Short problem 1 → In the drywall texture thread, what is the bagged joint compound labeled "45" supposed to do in 45 minutes?
Short problem 2 → Rewrite the stretch of the drywall texture thread from "For best results" through "(Jul 31, 2007)", substituting "scrap drywall" for "cheap drywall".
Short problem 3 → Summarize the drywall texture thread in two sentences.

====== Selected excerpt ======

# drywall texture without gun/hopper?



## LS1GUY (Oct 31, 2006)

El Buey said:


> Is there any realistic (and fairly easy) ways to texture new drywall if I have to do it without the help of a hopper gun? Ceilings and/or walls. Thanks for any help. El Buey


Yes, depending on the texture your looking for you can roll on with a paint roller. Different nap sizes will net different textures as will the thickness of the mixture. You could roll on a orange peel type, or the most popular now seem to be knockdown or stomp.

Knockdown would be achieved by roling the texture, "stomping" with a double sided texture brush, then "knocking down" with a knockdown blade or large drywall knife.

Stomp brush would be to roll, then stomp randomly with the brush. 

For best results use actual texture mix that comes in a bag or box as oppesed to watering down joint compound. Follow the instructions on the pkg for mixing water, measure water to box ratio so you can keep it consistant, and last practice on some cheap drywall to get the hang of it. 

The texture, rollers, knifes, and stomp brush can normally be found in the box stores all in the same area


----------



## El Buey (Jul 31, 2007)

Gracias for the info Andyhd. There are lots of large pieces of drywall I can practice with. I have a choice of 2 types of joint compound. The first comes in a bag and is labled "45"- it's supposed to dry in 45 minutes. The 2nd is premixed, ready to use and comes in a bucket. It seems way too thick for a roller. I live in Central America and options here are sometimes limited. Sounds like mixing my own is the way to go. What type of brush could I substitute for a "stomp" brush, cause I ain't gonna find one here. And what exactly is "stomping"?


----------



## LS1GUY (Oct 31, 2006)

El Buey said:


> Gracias for the info Andyhd. There are lots of large pieces of drywall I can practice with. I have a choice of 2 types of joint compound. The first comes in a bag and is labled "45"- it's supposed to dry in 45 minutes. The 2nd is premixed, ready to use and comes in a bucket. It seems way too thick for a roller. I live in Central America and options here are sometimes limited. Sounds like mixing my own is the way to go. What type of brush could I substitute for a "stomp" brush, cause I ain't gonna find one here. And what exactly is "stomping"?

====== Extracted records ======

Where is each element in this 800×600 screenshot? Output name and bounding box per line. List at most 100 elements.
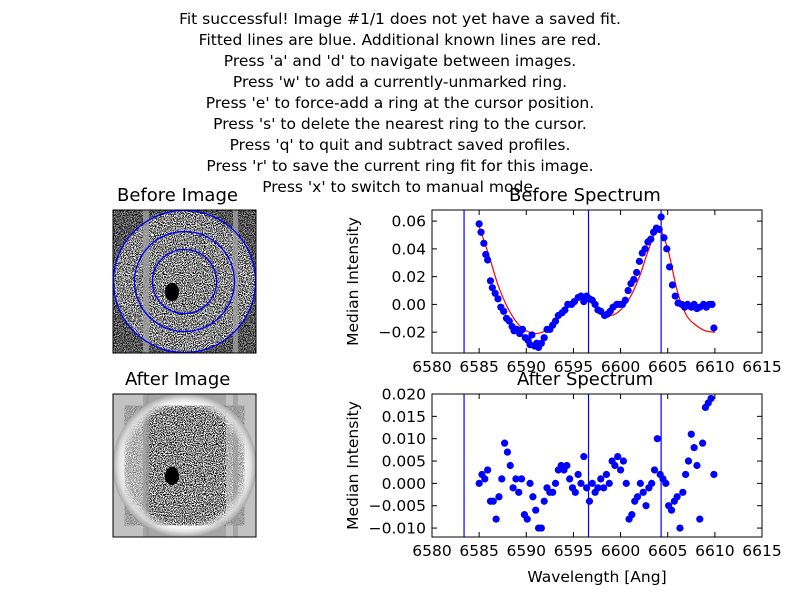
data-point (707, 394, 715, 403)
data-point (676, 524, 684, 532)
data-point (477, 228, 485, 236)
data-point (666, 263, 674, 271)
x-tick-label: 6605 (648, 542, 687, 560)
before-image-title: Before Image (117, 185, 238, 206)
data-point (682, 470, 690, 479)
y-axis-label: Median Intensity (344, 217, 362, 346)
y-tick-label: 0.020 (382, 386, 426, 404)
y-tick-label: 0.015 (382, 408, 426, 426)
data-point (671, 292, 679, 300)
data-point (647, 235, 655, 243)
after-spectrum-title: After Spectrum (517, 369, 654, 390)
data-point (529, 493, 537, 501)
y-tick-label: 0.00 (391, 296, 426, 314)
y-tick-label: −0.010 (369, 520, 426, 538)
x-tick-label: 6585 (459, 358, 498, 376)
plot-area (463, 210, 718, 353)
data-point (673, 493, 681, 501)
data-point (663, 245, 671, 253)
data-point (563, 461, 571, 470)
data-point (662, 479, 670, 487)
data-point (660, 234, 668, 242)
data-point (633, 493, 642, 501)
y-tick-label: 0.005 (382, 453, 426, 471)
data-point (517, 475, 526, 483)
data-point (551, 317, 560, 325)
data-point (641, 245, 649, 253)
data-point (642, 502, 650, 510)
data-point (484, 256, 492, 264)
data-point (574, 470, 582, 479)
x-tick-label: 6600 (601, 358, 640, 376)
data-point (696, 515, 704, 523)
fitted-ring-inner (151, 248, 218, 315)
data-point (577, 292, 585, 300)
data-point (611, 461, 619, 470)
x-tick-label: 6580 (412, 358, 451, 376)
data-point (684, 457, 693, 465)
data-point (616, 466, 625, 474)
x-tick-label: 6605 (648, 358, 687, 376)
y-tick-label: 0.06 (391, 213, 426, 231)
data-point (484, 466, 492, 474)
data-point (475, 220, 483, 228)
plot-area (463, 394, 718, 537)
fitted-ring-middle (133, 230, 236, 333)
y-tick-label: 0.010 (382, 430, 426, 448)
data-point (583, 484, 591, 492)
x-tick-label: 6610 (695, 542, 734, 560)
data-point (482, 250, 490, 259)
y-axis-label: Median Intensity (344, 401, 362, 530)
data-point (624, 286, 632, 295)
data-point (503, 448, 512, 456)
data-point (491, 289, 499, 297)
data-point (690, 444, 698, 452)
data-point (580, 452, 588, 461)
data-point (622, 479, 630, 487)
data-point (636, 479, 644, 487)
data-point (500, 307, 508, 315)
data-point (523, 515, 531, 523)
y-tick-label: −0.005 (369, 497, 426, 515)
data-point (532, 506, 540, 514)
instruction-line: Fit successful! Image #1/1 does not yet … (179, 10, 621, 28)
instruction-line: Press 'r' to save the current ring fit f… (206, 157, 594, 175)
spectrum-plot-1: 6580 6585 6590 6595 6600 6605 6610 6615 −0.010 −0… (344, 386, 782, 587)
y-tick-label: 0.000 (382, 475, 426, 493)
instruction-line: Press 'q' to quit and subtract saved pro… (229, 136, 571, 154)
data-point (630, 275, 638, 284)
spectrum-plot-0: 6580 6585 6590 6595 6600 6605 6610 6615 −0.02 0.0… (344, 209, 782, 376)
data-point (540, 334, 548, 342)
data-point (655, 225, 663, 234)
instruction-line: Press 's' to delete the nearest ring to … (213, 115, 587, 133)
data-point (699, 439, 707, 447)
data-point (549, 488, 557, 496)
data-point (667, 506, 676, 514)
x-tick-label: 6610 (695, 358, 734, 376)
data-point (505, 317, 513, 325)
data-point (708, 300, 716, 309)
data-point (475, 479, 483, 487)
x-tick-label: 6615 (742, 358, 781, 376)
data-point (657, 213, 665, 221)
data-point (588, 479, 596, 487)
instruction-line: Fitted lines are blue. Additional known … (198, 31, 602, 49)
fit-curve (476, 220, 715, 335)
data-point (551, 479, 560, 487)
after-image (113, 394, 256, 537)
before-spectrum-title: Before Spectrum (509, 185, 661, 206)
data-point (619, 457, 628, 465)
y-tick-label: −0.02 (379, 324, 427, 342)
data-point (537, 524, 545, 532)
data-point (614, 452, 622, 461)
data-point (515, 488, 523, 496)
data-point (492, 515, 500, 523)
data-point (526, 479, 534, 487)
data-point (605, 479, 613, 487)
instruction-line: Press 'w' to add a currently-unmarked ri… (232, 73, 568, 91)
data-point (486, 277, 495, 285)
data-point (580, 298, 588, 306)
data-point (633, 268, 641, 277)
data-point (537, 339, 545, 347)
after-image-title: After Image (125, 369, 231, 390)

======

Worked solution 1 → It is supposed to dry in 45 minutes.

Worked solution 2 →
For best results use actual texture mix that comes in a bag or box as oppesed to watering down joint compound. Follow the instructions on the pkg for mixing water, measure water to box ratio so you can keep it consistant, and last practice on some scrap drywall to get the hang of it. 

The texture, rollers, knifes, and stomp brush can normally be found in the box stores all in the same area


----------



## El Buey (Jul 31, 2007)

Worked solution 3 → New drywall can be textured without a hopper gun by rolling the texture on with a paint roller, with nap size and mix thickness changing the result, and knockdown or stomp textures made by adding a texture brush and a knockdown blade or large drywall knife. The original poster, who lives in Central America where options are limited, asks what could substitute for a stomp brush and what stomping is.